begin
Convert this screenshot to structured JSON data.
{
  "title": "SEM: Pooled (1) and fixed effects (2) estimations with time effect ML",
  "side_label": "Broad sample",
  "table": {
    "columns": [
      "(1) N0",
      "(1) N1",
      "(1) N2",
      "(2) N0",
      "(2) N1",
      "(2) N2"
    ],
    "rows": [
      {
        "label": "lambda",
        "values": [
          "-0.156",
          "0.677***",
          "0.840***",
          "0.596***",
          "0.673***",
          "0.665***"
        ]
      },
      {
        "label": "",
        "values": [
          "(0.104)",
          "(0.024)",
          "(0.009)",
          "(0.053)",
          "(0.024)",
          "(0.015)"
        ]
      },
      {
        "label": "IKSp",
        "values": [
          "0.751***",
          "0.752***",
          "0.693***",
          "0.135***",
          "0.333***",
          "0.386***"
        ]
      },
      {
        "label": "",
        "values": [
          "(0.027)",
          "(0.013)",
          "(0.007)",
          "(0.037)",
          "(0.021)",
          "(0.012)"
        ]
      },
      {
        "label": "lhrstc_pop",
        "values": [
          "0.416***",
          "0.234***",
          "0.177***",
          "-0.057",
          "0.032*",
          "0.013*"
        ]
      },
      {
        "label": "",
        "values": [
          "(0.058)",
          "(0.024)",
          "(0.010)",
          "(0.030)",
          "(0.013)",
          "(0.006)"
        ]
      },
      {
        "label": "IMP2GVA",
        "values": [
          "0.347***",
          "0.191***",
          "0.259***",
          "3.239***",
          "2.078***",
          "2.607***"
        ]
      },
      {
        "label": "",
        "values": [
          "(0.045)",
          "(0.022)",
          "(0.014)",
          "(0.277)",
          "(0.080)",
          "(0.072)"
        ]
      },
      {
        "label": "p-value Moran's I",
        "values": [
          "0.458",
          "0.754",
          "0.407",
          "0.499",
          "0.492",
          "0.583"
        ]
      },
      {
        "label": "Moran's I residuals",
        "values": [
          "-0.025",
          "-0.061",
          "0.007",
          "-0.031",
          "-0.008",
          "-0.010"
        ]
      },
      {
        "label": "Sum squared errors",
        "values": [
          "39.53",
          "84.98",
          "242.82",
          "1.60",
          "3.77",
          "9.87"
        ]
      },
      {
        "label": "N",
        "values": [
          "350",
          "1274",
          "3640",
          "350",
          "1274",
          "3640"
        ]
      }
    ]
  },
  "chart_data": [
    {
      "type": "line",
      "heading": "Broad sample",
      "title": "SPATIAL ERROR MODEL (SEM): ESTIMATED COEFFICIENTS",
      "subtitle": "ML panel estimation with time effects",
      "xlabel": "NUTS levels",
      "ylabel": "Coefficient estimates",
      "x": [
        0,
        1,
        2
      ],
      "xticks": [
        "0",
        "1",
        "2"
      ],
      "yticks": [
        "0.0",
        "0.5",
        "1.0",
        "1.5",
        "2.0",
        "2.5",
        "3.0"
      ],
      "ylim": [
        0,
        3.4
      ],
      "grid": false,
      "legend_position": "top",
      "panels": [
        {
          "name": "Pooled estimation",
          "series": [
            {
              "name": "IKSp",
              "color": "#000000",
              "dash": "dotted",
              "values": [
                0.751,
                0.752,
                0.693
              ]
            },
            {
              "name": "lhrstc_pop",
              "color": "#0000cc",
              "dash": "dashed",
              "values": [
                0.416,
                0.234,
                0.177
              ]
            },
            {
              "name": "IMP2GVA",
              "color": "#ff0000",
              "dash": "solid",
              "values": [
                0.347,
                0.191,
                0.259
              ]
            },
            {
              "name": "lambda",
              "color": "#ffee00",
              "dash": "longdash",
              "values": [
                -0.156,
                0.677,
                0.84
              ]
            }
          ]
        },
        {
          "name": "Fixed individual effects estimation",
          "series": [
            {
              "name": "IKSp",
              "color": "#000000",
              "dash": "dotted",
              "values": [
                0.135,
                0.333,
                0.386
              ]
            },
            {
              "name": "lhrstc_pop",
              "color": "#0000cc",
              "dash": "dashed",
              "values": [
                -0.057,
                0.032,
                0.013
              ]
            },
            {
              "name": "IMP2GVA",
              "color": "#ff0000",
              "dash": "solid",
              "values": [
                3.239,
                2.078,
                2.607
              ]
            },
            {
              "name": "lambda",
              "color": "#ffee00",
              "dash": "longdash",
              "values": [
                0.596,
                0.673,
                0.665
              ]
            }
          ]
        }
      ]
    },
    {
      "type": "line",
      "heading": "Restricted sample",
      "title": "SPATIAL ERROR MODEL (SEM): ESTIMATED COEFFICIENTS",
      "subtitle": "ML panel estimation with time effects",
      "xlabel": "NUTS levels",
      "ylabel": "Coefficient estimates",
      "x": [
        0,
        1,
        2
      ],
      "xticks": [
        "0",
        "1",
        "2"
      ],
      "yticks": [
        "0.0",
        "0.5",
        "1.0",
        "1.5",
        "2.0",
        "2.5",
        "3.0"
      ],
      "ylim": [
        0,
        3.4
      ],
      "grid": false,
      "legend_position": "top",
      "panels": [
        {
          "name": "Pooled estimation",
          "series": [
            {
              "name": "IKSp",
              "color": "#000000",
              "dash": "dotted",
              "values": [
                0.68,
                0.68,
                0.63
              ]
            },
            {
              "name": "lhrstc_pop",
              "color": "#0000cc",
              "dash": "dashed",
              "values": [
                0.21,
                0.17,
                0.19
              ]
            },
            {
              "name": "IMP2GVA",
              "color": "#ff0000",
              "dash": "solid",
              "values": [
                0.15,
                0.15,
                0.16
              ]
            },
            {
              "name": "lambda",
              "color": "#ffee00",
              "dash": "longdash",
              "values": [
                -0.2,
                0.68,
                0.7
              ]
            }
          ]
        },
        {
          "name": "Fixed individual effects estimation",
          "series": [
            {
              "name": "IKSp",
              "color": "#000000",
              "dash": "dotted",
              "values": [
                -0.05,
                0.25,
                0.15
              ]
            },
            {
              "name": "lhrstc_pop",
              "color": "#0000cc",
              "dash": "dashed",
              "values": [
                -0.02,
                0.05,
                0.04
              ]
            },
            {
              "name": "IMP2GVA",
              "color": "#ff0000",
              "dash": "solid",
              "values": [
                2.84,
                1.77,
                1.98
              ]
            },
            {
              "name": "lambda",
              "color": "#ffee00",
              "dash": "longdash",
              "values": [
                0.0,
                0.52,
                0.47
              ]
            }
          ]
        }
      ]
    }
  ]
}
end
> WHAT IS REQUIRED: Gather each line from the listing above that holds "sample".

> WRITTEN RESPONSE:
  "side_label": "Broad sample",
      "heading": "Broad sample",
      "heading": "Restricted sample",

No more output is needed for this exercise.